TASK:
Reproduce the following lines word for word. Start with the line that contains "tree-item[interactable]: 球 (默认<<默认>_显示状态" and stop after the line that contains "task-pane-tab[interactable] — [987, 261, 1009, 283]".

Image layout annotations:
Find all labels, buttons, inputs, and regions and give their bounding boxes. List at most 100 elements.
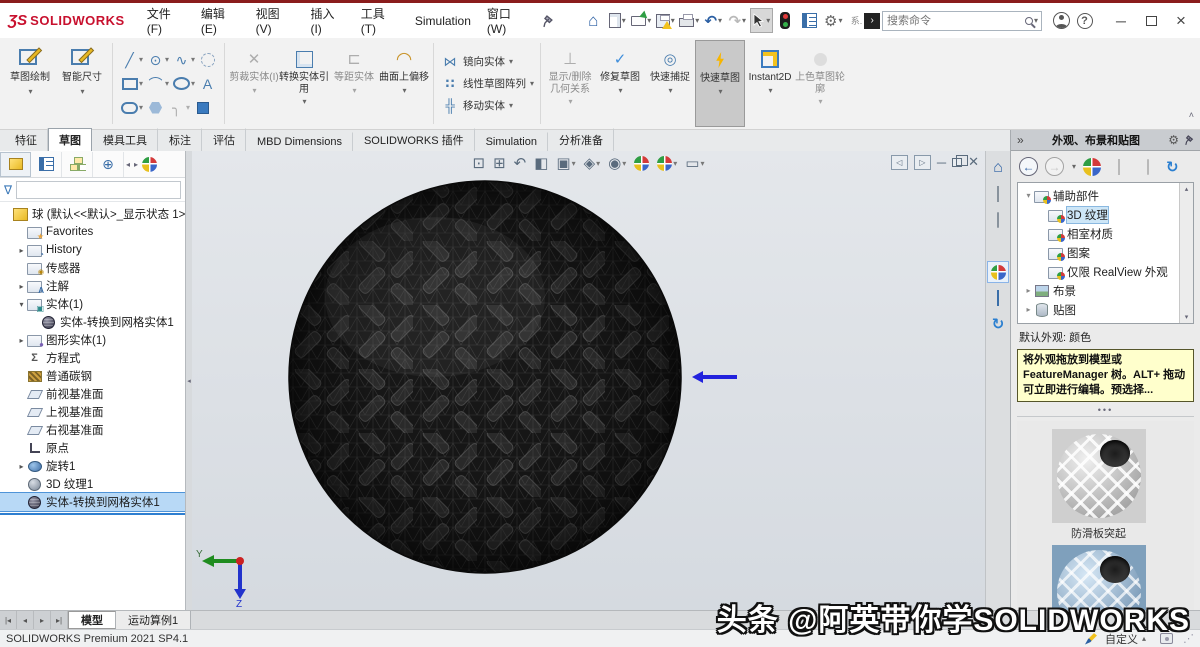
tree-item[interactable]: 球 (默认<<默认>_显示状态 1>) — [0, 205, 185, 223]
tree-item[interactable]: 上视基准面 — [0, 403, 185, 421]
tab-nav-arrow[interactable]: |◂ — [0, 611, 17, 629]
ribbon-button[interactable]: 快速捕捉 ▾ — [645, 40, 695, 127]
ribbon-button[interactable]: 修复草图 ▾ — [595, 40, 645, 127]
task-pane-tab[interactable] — [987, 261, 1009, 283]
sketch-entity-button[interactable]: ∿ — [171, 49, 197, 71]
appearance-thumbnail[interactable] — [1052, 545, 1146, 610]
appearance-tree-item[interactable]: ▾ 辅助部件 — [1021, 186, 1177, 205]
task-pane-tab[interactable] — [987, 287, 1009, 309]
appearance-tree-item[interactable]: 3D 纹理 — [1021, 205, 1177, 224]
collision-check-button[interactable] — [774, 8, 797, 33]
select-tool-button[interactable]: ▾ — [750, 8, 773, 33]
pane-settings-gear-icon[interactable]: ⚙ — [1168, 133, 1179, 147]
ribbon-button[interactable]: Instant2D ▾ — [745, 40, 795, 127]
refresh-icon[interactable]: ↻ — [1166, 158, 1179, 176]
command-tab[interactable]: 草图 — [48, 128, 92, 151]
ribbon-button[interactable]: 剪裁实体(I) ▾ — [229, 40, 279, 127]
view-tool-button[interactable] — [631, 154, 652, 173]
tree-item[interactable]: 右视基准面 — [0, 421, 185, 439]
minimize-button[interactable]: ─ — [1106, 8, 1136, 33]
tree-expander[interactable]: ▸ — [16, 336, 27, 345]
tab-propertymanager[interactable] — [31, 152, 62, 177]
command-tab[interactable]: 评估 — [202, 128, 246, 151]
view-tool-button[interactable]: ⊡ — [469, 154, 488, 173]
ribbon-button[interactable]: 显示/删除几何关系 ▾ — [545, 40, 595, 127]
sketch-entity-button[interactable]: ╮ — [166, 97, 192, 119]
tree-expander[interactable]: ▾ — [16, 300, 27, 309]
open-file-button[interactable] — [1137, 156, 1159, 178]
sketch-entity-button[interactable] — [145, 97, 166, 119]
tree-expander[interactable]: ▸ — [1023, 305, 1034, 314]
account-button[interactable] — [1050, 8, 1073, 33]
view-tool-button[interactable]: ▣ — [553, 154, 578, 173]
menu-item[interactable]: 工具(T) — [353, 1, 407, 40]
library-button[interactable] — [1108, 156, 1130, 178]
pane-pin-icon[interactable] — [1185, 134, 1194, 146]
tree-item[interactable]: 原点 — [0, 439, 185, 457]
ribbon-button[interactable]: 快速草图 ▾ — [695, 40, 745, 127]
tree-expander[interactable]: ▸ — [1023, 286, 1034, 295]
tab-scroll-right[interactable]: ▸ — [132, 160, 140, 169]
menu-item[interactable]: 插入(I) — [302, 1, 352, 40]
task-pane-tab[interactable]: ↻ — [987, 313, 1009, 335]
open-button[interactable]: ▾ — [630, 8, 653, 33]
save-button[interactable]: ▾ — [654, 8, 677, 33]
tab-featuremanager[interactable] — [0, 152, 31, 177]
back-button[interactable]: ← — [1019, 157, 1038, 176]
ribbon-stack-button[interactable]: 移动实体 ▾ — [440, 97, 534, 115]
close-button[interactable]: × — [1166, 8, 1196, 33]
document-tab[interactable]: 运动算例1 — [116, 611, 191, 629]
textured-sphere-model[interactable] — [285, 177, 685, 577]
sketch-entity-button[interactable]: A — [197, 73, 218, 95]
tree-item[interactable]: ▸ 图形实体(1) — [0, 331, 185, 349]
tree-item[interactable]: Favorites — [0, 223, 185, 241]
pin-menu-icon[interactable] — [543, 14, 554, 28]
ribbon-stack-button[interactable]: 镜向实体 ▾ — [440, 53, 534, 71]
command-tab[interactable]: MBD Dimensions — [246, 132, 353, 151]
tree-item[interactable]: ▾ 实体(1) — [0, 295, 185, 313]
forward-button[interactable]: → — [1045, 157, 1064, 176]
appearance-tree-item[interactable]: ▸ 布景 — [1021, 281, 1177, 300]
doc-restore-button[interactable] — [952, 158, 962, 167]
view-tool-button[interactable]: ◈ — [581, 154, 604, 173]
task-pane-tab[interactable] — [987, 235, 1009, 257]
tree-expander[interactable]: ▸ — [16, 246, 27, 255]
task-pane-tab[interactable] — [987, 209, 1009, 231]
tree-item[interactable]: 实体-转换到网格实体1 — [0, 493, 185, 511]
expand-pane-icon[interactable]: » — [1017, 133, 1024, 147]
tree-expander[interactable]: ▾ — [1023, 191, 1034, 200]
home-button[interactable]: ⌂ — [582, 8, 605, 33]
view-tool-button[interactable]: ▭ — [682, 154, 707, 173]
redo-button[interactable]: ↷▾ — [726, 8, 749, 33]
pane-divider-handle[interactable]: ••• — [1017, 405, 1194, 417]
sketch-entity-button[interactable] — [192, 97, 213, 119]
expand-right-pane-button[interactable]: ▷ — [914, 155, 931, 170]
settings-button[interactable]: ⚙▾ — [822, 8, 845, 33]
tab-nav-arrow[interactable]: ▸| — [51, 611, 68, 629]
menu-item[interactable]: 视图(V) — [248, 1, 303, 40]
appearance-thumbnail[interactable] — [1052, 429, 1146, 523]
doc-minimize-button[interactable]: ─ — [937, 155, 946, 170]
expand-left-pane-button[interactable]: ◁ — [891, 155, 908, 170]
view-tool-button[interactable]: ⊞ — [490, 154, 509, 173]
tree-expander[interactable]: ▸ — [16, 282, 27, 291]
edit-appearance-ball-icon[interactable] — [1083, 158, 1101, 176]
tree-item[interactable]: 前视基准面 — [0, 385, 185, 403]
ribbon-collapse-chevron[interactable]: ˄ — [1189, 110, 1194, 120]
appearance-tree-item[interactable]: ▸ 贴图 — [1021, 300, 1177, 319]
tree-item[interactable]: ▸ 旋转1 — [0, 457, 185, 475]
help-button[interactable]: ? — [1073, 8, 1096, 33]
customize-button[interactable]: 自定义 ▴ — [1105, 631, 1146, 647]
tree-item[interactable]: 3D 纹理1 — [0, 475, 185, 493]
tree-item[interactable]: ▸ 注解 — [0, 277, 185, 295]
sketch-entity-button[interactable] — [171, 73, 197, 95]
command-tab[interactable]: SOLIDWORKS 插件 — [353, 128, 475, 151]
ribbon-big-button[interactable]: 草图绘制 ▾ — [4, 40, 56, 127]
ribbon-button[interactable]: 上色草图轮廓 ▾ — [795, 40, 845, 127]
tab-scroll-left[interactable]: ◂ — [124, 160, 132, 169]
task-pane-tab[interactable]: ⌂ — [987, 157, 1009, 179]
sketch-entity-button[interactable]: ⊙ — [145, 49, 171, 71]
tab-configurationmanager[interactable] — [62, 152, 93, 177]
sketch-entity-button[interactable] — [119, 73, 145, 95]
options-list-button[interactable] — [798, 8, 821, 33]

EXERCISE OUTPUT:
tree-item[interactable]: 球 (默认<<默认>_显示状态 1>) — [0, 205, 185, 223]
tree-item[interactable]: 上视基准面 — [0, 403, 185, 421]
tab-nav-arrow[interactable]: |◂ — [0, 611, 17, 629]
ribbon-button[interactable]: 快速捕捉 ▾ — [645, 40, 695, 127]
ribbon-button[interactable]: 修复草图 ▾ — [595, 40, 645, 127]
task-pane-tab[interactable] — [987, 261, 1009, 283]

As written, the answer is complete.